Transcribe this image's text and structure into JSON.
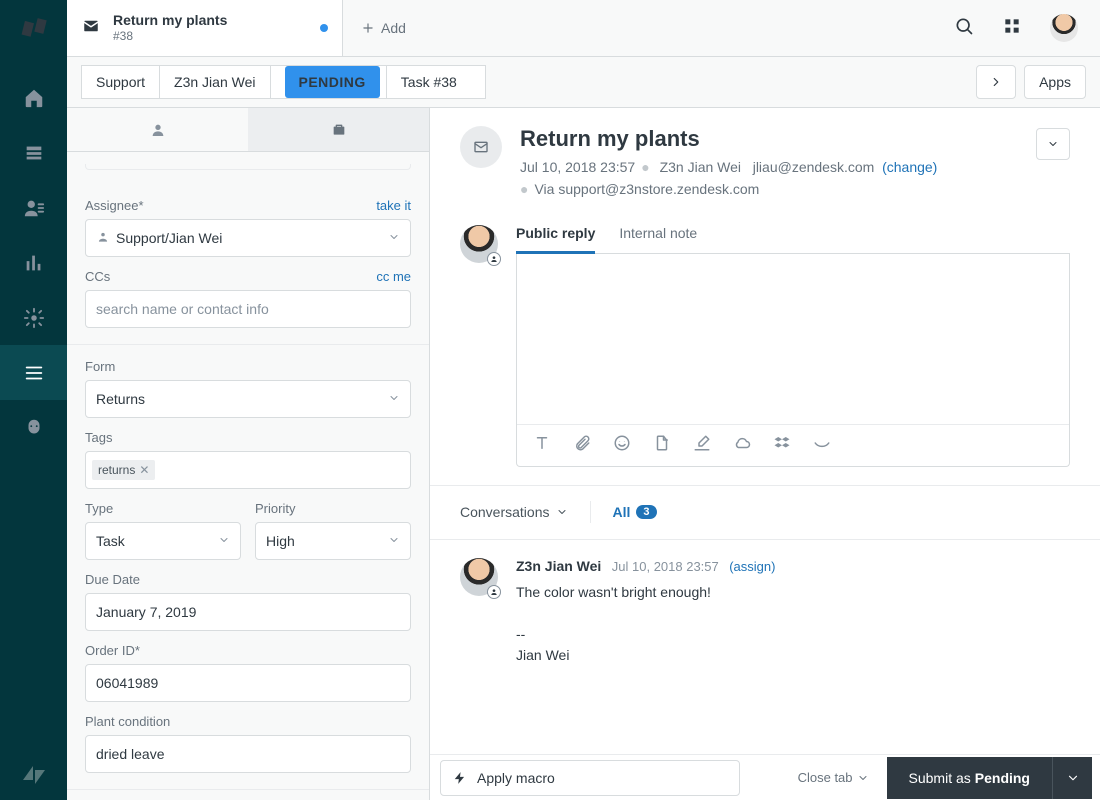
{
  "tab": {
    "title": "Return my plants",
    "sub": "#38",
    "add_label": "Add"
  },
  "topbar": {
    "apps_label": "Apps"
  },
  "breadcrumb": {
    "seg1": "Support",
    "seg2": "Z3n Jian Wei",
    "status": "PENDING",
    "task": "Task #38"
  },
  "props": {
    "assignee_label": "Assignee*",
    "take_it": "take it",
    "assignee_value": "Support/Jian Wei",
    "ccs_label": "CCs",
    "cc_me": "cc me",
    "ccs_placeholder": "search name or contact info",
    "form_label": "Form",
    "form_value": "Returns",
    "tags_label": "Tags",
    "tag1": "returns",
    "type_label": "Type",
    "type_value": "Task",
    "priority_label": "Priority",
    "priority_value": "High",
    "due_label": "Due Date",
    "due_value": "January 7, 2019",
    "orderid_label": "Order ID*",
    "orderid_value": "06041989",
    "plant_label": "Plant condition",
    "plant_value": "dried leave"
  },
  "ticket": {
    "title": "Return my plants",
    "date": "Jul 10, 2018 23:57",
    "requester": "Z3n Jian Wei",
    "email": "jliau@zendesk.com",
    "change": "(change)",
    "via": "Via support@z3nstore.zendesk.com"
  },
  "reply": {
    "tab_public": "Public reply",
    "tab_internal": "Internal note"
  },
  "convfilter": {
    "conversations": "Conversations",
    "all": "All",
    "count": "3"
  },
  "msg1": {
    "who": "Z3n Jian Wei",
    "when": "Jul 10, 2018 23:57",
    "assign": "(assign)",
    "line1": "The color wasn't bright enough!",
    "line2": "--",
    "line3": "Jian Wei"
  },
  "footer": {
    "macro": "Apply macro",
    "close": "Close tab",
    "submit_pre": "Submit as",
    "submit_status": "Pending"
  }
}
* * *
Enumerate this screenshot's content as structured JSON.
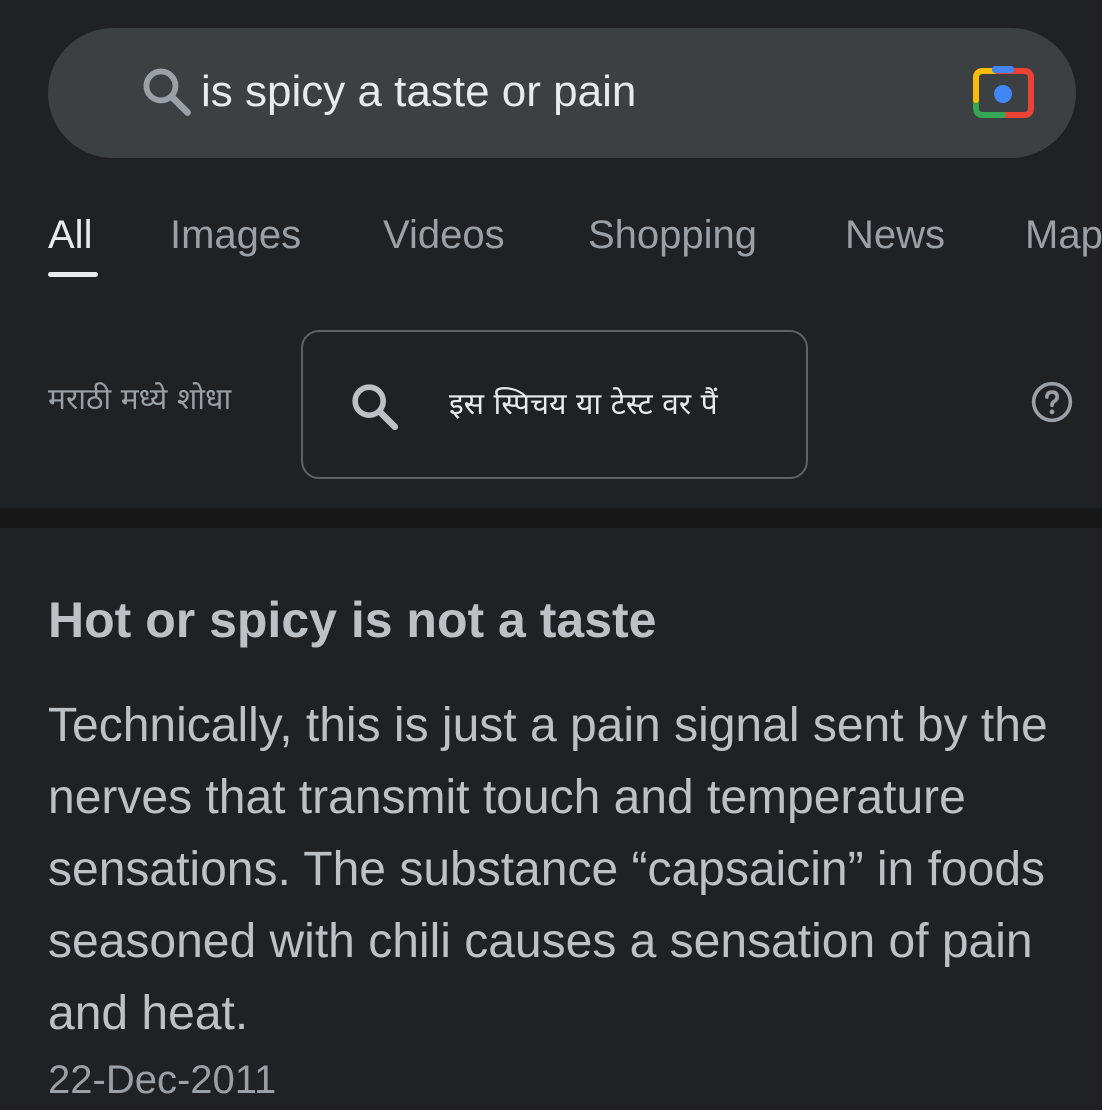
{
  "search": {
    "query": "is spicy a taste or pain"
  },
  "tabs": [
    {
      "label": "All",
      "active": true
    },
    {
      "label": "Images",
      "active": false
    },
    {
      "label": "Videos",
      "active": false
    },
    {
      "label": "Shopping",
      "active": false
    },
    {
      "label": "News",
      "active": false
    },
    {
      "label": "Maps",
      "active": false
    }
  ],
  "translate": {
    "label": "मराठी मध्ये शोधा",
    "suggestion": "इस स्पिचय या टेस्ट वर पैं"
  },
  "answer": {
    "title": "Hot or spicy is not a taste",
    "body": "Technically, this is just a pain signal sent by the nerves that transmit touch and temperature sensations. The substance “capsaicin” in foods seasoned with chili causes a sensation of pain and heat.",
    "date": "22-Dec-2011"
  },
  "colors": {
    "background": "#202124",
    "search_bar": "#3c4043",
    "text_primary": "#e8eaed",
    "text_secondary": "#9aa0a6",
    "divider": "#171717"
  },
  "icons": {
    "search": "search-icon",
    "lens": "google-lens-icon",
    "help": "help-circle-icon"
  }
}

- _Set task_:
How many lines in the records above contain the word "Jian"? Reply with the number and nothing more.

- _Task response_:
5